[Dataset entries]
------------------------

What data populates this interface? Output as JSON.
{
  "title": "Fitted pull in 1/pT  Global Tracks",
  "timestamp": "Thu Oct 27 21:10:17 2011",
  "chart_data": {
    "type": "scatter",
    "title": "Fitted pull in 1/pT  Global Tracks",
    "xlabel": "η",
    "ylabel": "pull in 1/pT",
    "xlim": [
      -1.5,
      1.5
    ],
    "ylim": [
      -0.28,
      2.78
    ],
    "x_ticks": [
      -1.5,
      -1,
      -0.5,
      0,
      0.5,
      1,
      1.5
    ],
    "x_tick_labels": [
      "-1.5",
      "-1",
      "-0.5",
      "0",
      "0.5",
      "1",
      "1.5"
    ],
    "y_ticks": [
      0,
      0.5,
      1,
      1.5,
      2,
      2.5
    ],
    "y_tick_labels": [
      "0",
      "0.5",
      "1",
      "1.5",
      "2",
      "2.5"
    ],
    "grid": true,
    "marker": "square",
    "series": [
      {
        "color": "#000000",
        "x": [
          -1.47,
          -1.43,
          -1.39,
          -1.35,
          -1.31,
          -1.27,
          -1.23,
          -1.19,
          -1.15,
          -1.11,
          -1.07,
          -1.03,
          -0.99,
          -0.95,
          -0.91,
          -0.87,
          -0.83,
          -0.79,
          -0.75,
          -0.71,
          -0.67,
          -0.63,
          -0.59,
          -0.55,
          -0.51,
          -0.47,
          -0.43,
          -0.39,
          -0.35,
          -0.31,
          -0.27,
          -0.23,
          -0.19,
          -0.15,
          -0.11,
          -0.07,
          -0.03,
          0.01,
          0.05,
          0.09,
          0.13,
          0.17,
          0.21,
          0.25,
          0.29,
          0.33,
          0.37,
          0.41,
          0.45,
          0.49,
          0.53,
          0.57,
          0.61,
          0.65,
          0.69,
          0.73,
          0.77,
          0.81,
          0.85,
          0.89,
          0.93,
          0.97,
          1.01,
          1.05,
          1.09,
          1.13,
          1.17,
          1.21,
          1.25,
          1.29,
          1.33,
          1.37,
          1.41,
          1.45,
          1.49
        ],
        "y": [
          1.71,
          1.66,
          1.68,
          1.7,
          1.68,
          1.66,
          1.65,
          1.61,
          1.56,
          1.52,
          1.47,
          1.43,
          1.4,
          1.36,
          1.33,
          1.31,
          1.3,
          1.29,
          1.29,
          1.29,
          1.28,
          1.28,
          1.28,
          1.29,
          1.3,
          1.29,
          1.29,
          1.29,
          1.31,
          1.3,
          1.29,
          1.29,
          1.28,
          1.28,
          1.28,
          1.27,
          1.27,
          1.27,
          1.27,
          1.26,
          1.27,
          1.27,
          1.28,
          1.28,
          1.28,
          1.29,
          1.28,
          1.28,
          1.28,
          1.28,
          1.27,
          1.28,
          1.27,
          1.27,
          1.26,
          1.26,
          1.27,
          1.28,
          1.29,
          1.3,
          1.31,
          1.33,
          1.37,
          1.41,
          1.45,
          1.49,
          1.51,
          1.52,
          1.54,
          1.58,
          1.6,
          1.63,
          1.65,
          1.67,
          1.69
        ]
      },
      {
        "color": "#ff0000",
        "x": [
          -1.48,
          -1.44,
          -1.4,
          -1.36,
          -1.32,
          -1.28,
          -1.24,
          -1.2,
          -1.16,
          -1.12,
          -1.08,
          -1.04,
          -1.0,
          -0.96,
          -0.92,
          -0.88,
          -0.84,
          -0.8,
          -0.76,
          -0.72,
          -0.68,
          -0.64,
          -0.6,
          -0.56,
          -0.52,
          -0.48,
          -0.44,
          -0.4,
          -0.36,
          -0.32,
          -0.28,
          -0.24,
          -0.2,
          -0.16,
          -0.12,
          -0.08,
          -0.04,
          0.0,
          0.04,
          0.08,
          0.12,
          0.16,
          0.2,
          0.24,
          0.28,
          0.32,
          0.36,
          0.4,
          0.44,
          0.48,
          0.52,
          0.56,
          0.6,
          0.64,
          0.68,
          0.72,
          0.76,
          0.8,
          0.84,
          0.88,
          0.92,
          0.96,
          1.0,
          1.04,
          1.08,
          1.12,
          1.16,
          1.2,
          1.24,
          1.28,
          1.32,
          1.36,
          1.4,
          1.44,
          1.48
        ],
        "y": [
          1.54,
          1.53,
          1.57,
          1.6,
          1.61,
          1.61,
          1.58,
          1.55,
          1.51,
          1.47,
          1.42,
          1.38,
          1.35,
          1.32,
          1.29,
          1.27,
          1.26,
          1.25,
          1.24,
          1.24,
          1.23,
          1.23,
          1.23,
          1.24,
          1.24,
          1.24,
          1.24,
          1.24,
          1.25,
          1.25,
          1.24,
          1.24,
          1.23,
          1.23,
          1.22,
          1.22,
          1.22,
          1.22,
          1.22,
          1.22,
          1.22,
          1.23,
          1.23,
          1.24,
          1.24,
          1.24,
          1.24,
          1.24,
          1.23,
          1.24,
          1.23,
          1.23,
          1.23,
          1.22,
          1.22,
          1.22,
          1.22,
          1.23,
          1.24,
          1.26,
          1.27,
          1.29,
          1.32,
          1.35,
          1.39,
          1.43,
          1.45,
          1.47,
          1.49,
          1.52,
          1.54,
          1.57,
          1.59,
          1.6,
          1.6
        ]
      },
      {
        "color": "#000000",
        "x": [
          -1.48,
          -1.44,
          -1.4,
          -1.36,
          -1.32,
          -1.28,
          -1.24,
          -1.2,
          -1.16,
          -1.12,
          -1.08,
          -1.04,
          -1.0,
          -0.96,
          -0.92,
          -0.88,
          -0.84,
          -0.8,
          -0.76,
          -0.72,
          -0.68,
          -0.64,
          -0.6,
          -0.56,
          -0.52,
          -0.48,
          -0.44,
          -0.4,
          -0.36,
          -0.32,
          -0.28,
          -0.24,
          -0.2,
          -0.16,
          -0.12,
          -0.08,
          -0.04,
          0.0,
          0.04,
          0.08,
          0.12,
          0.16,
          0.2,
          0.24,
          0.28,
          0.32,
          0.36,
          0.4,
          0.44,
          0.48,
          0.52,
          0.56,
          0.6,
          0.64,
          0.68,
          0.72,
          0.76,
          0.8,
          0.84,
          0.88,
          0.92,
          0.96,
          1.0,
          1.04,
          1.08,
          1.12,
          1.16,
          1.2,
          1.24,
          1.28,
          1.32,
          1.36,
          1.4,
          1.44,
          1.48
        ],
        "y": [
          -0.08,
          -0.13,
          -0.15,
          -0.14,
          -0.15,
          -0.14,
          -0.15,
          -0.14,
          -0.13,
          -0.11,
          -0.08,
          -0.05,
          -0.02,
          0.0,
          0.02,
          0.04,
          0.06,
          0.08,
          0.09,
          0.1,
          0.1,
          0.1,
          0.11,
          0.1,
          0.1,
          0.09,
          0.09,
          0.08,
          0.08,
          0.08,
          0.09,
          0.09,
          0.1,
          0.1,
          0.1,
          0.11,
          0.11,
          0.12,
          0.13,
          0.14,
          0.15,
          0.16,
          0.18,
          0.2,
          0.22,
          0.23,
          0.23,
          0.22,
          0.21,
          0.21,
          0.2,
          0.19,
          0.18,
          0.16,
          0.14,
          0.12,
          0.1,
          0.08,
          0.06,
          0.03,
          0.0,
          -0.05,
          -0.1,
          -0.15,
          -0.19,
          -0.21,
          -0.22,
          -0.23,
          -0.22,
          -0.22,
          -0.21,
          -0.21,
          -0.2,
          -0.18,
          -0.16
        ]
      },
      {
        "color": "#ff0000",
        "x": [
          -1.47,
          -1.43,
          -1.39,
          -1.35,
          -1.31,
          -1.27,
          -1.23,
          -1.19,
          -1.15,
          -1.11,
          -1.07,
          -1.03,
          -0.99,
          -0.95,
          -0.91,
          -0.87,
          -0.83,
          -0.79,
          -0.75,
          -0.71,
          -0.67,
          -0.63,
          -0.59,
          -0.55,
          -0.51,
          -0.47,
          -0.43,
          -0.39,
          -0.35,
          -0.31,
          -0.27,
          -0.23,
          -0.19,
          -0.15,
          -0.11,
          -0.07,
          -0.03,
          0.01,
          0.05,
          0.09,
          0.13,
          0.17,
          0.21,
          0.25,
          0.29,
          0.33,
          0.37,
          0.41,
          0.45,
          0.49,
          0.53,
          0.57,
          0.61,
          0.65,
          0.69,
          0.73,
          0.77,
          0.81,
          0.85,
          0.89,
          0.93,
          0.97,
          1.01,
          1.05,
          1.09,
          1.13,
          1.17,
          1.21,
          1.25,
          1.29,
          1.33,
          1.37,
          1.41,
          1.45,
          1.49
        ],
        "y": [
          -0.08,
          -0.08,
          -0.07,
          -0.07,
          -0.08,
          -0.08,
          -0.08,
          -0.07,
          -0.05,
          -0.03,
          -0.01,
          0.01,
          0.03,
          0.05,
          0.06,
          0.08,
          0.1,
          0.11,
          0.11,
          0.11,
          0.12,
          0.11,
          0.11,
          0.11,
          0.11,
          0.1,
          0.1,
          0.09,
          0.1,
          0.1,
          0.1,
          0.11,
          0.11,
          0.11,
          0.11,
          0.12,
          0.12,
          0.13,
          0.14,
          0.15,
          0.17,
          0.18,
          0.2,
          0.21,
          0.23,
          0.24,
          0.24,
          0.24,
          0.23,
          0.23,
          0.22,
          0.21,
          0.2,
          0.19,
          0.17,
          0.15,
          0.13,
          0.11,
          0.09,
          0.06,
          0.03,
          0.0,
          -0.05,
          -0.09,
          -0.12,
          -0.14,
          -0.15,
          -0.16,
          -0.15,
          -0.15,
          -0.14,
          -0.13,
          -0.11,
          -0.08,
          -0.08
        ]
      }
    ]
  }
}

------------------------

* DESCRIPTION OF THE TASK *
Scan the material above. Copy each line that holds the word "Tracks".

* THE OUTPUT *
  "title": "Fitted pull in 1/pT  Global Tracks",
    "title": "Fitted pull in 1/pT  Global Tracks",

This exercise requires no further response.